** START OF Exercise materials **

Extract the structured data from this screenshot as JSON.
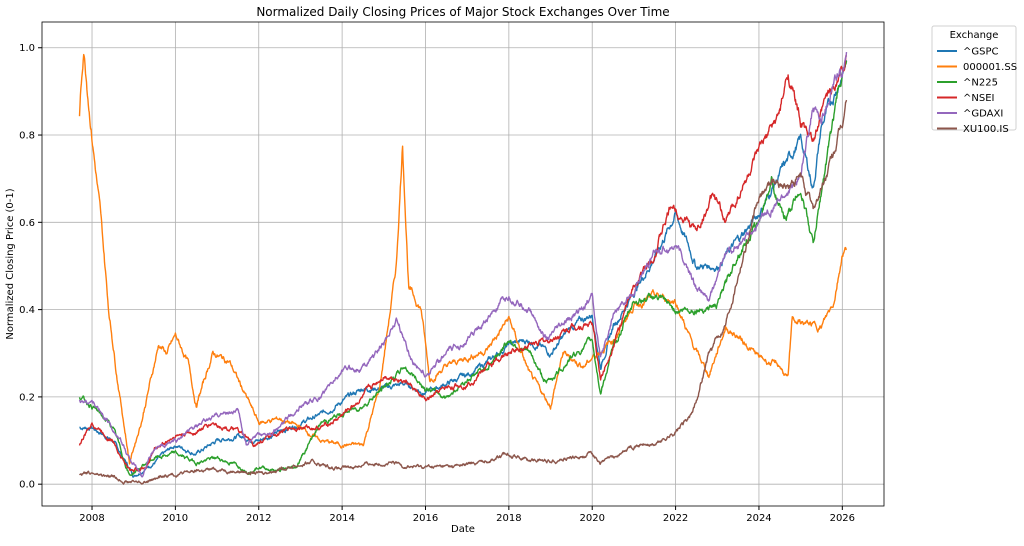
{
  "chart_data": {
    "type": "line",
    "title": "Normalized Daily Closing Prices of Major Stock Exchanges Over Time",
    "xlabel": "Date",
    "ylabel": "Normalized Closing Price (0-1)",
    "xlim": [
      2006.8,
      2027.0
    ],
    "ylim": [
      -0.05,
      1.059
    ],
    "xticks": [
      2008,
      2010,
      2012,
      2014,
      2016,
      2018,
      2020,
      2022,
      2024,
      2026
    ],
    "xtick_labels": [
      "2008",
      "2010",
      "2012",
      "2014",
      "2016",
      "2018",
      "2020",
      "2022",
      "2024",
      "2026"
    ],
    "yticks": [
      0.0,
      0.2,
      0.4,
      0.6,
      0.8,
      1.0
    ],
    "ytick_labels": [
      "0.0",
      "0.2",
      "0.4",
      "0.6",
      "0.8",
      "1.0"
    ],
    "grid": true,
    "legend": {
      "title": "Exchange",
      "placement": "outside-top-right"
    },
    "series": [
      {
        "name": "^GSPC",
        "color": "#1f77b4",
        "x": [
          2007.7,
          2008,
          2008.5,
          2009.0,
          2009.5,
          2010,
          2010.5,
          2011,
          2011.5,
          2012,
          2012.5,
          2013,
          2013.5,
          2014,
          2014.5,
          2015,
          2015.5,
          2016,
          2016.5,
          2017,
          2017.5,
          2018,
          2018.5,
          2019,
          2019.5,
          2020,
          2020.2,
          2020.5,
          2021,
          2021.5,
          2022,
          2022.5,
          2023,
          2023.5,
          2024,
          2024.5,
          2025,
          2025.3,
          2025.5,
          2026,
          2026.1
        ],
        "y": [
          0.13,
          0.13,
          0.1,
          0.02,
          0.05,
          0.09,
          0.07,
          0.1,
          0.11,
          0.1,
          0.12,
          0.14,
          0.16,
          0.19,
          0.22,
          0.22,
          0.23,
          0.21,
          0.23,
          0.25,
          0.28,
          0.32,
          0.33,
          0.3,
          0.36,
          0.39,
          0.27,
          0.36,
          0.44,
          0.52,
          0.62,
          0.5,
          0.5,
          0.56,
          0.62,
          0.71,
          0.79,
          0.68,
          0.82,
          0.94,
          0.97
        ]
      },
      {
        "name": "000001.SS",
        "color": "#ff7f0e",
        "x": [
          2007.7,
          2007.8,
          2008,
          2008.2,
          2008.4,
          2008.6,
          2008.9,
          2009.2,
          2009.6,
          2009.8,
          2010,
          2010.3,
          2010.5,
          2010.9,
          2011.3,
          2011.6,
          2012,
          2012.5,
          2013,
          2013.5,
          2014,
          2014.5,
          2014.9,
          2015.3,
          2015.45,
          2015.6,
          2015.9,
          2016.1,
          2016.5,
          2017,
          2017.5,
          2018,
          2018.5,
          2019,
          2019.3,
          2019.8,
          2020,
          2020.5,
          2021,
          2021.5,
          2022,
          2022.4,
          2022.8,
          2023.2,
          2023.6,
          2024,
          2024.5,
          2024.7,
          2024.8,
          2025,
          2025.5,
          2025.8,
          2026,
          2026.1
        ],
        "y": [
          0.85,
          1.0,
          0.8,
          0.62,
          0.4,
          0.25,
          0.05,
          0.15,
          0.32,
          0.3,
          0.34,
          0.28,
          0.18,
          0.3,
          0.28,
          0.22,
          0.14,
          0.15,
          0.13,
          0.1,
          0.09,
          0.09,
          0.22,
          0.5,
          0.78,
          0.45,
          0.4,
          0.24,
          0.27,
          0.29,
          0.31,
          0.38,
          0.25,
          0.18,
          0.3,
          0.27,
          0.29,
          0.33,
          0.41,
          0.43,
          0.42,
          0.32,
          0.25,
          0.36,
          0.33,
          0.29,
          0.27,
          0.24,
          0.38,
          0.37,
          0.36,
          0.42,
          0.53,
          0.54
        ]
      },
      {
        "name": "^N225",
        "color": "#2ca02c",
        "x": [
          2007.7,
          2008,
          2008.5,
          2008.9,
          2009.5,
          2010,
          2010.5,
          2011,
          2011.3,
          2011.8,
          2012,
          2012.5,
          2012.9,
          2013.3,
          2013.5,
          2014,
          2014.5,
          2015,
          2015.5,
          2016,
          2016.5,
          2017,
          2017.5,
          2018,
          2018.5,
          2018.9,
          2019.5,
          2020,
          2020.2,
          2020.5,
          2021,
          2021.5,
          2022,
          2022.5,
          2023,
          2023.5,
          2024,
          2024.3,
          2024.6,
          2025,
          2025.3,
          2025.6,
          2025.9,
          2026.1
        ],
        "y": [
          0.2,
          0.18,
          0.13,
          0.02,
          0.06,
          0.07,
          0.05,
          0.06,
          0.05,
          0.03,
          0.04,
          0.03,
          0.04,
          0.11,
          0.14,
          0.16,
          0.18,
          0.22,
          0.27,
          0.22,
          0.2,
          0.24,
          0.27,
          0.33,
          0.3,
          0.23,
          0.29,
          0.33,
          0.21,
          0.31,
          0.42,
          0.43,
          0.4,
          0.4,
          0.41,
          0.53,
          0.6,
          0.7,
          0.6,
          0.68,
          0.55,
          0.73,
          0.9,
          0.97
        ]
      },
      {
        "name": "^NSEI",
        "color": "#d62728",
        "x": [
          2007.7,
          2008,
          2008.5,
          2008.9,
          2009.3,
          2009.5,
          2010,
          2010.5,
          2010.9,
          2011.5,
          2011.9,
          2012.3,
          2012.8,
          2013.5,
          2013.9,
          2014.5,
          2015,
          2015.5,
          2016,
          2016.5,
          2017,
          2017.5,
          2018,
          2018.5,
          2019,
          2019.5,
          2020,
          2020.2,
          2020.5,
          2021,
          2021.5,
          2021.9,
          2022.5,
          2022.9,
          2023.2,
          2023.6,
          2024,
          2024.5,
          2024.7,
          2025,
          2025.3,
          2025.6,
          2026,
          2026.1
        ],
        "y": [
          0.09,
          0.14,
          0.1,
          0.03,
          0.04,
          0.08,
          0.11,
          0.12,
          0.14,
          0.12,
          0.09,
          0.11,
          0.13,
          0.13,
          0.15,
          0.2,
          0.25,
          0.24,
          0.19,
          0.22,
          0.23,
          0.27,
          0.3,
          0.32,
          0.33,
          0.36,
          0.37,
          0.24,
          0.32,
          0.45,
          0.53,
          0.64,
          0.58,
          0.66,
          0.6,
          0.68,
          0.76,
          0.85,
          0.94,
          0.83,
          0.78,
          0.88,
          0.95,
          0.98
        ]
      },
      {
        "name": "^GDAXI",
        "color": "#9467bd",
        "x": [
          2007.7,
          2008,
          2008.5,
          2008.9,
          2009.2,
          2009.5,
          2010,
          2010.5,
          2011,
          2011.5,
          2011.7,
          2012,
          2012.5,
          2013,
          2013.5,
          2014,
          2014.5,
          2015,
          2015.3,
          2015.7,
          2016,
          2016.5,
          2017,
          2017.5,
          2018,
          2018.5,
          2018.9,
          2019.5,
          2020,
          2020.2,
          2020.5,
          2021,
          2021.5,
          2022,
          2022.5,
          2022.8,
          2023.2,
          2023.6,
          2024,
          2024.5,
          2025,
          2025.3,
          2025.5,
          2025.8,
          2026,
          2026.1
        ],
        "y": [
          0.19,
          0.19,
          0.13,
          0.06,
          0.02,
          0.08,
          0.1,
          0.13,
          0.16,
          0.17,
          0.09,
          0.11,
          0.13,
          0.18,
          0.2,
          0.26,
          0.27,
          0.32,
          0.38,
          0.28,
          0.25,
          0.3,
          0.33,
          0.38,
          0.43,
          0.4,
          0.33,
          0.38,
          0.43,
          0.28,
          0.39,
          0.44,
          0.53,
          0.55,
          0.45,
          0.42,
          0.53,
          0.55,
          0.6,
          0.65,
          0.7,
          0.87,
          0.83,
          0.92,
          0.94,
          0.99
        ]
      },
      {
        "name": "XU100.IS",
        "color": "#8c564b",
        "x": [
          2007.7,
          2008,
          2008.5,
          2008.9,
          2009.3,
          2009.8,
          2010.5,
          2011,
          2011.5,
          2012,
          2012.5,
          2013.3,
          2013.7,
          2014,
          2014.5,
          2015,
          2015.7,
          2016,
          2016.5,
          2017,
          2017.5,
          2018,
          2018.5,
          2019,
          2019.5,
          2020,
          2020.2,
          2020.6,
          2021,
          2021.5,
          2022,
          2022.4,
          2022.8,
          2023.2,
          2023.6,
          2024,
          2024.3,
          2024.7,
          2025,
          2025.3,
          2025.6,
          2026,
          2026.1
        ],
        "y": [
          0.025,
          0.025,
          0.015,
          0.005,
          0.005,
          0.02,
          0.03,
          0.035,
          0.03,
          0.025,
          0.035,
          0.05,
          0.04,
          0.035,
          0.045,
          0.05,
          0.04,
          0.04,
          0.04,
          0.045,
          0.055,
          0.07,
          0.055,
          0.055,
          0.06,
          0.07,
          0.05,
          0.065,
          0.09,
          0.09,
          0.12,
          0.16,
          0.3,
          0.37,
          0.52,
          0.65,
          0.7,
          0.68,
          0.7,
          0.63,
          0.7,
          0.82,
          0.88
        ]
      }
    ]
  }
}
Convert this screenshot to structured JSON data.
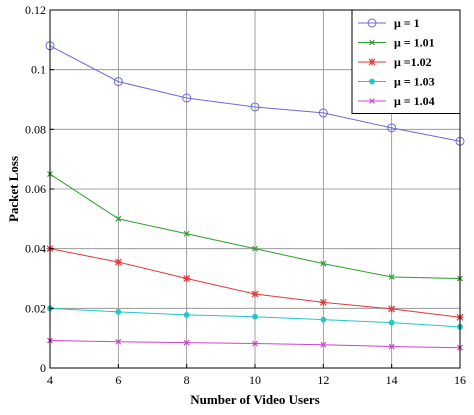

** END OF Exercise materials **

→ **Problem requirements**
Using the data above, copy each line that contains "JSON".

→ **Solution to this exercise**
Extract the structured data from this screenshot as JSON.
Convert this screenshot to structured JSON data.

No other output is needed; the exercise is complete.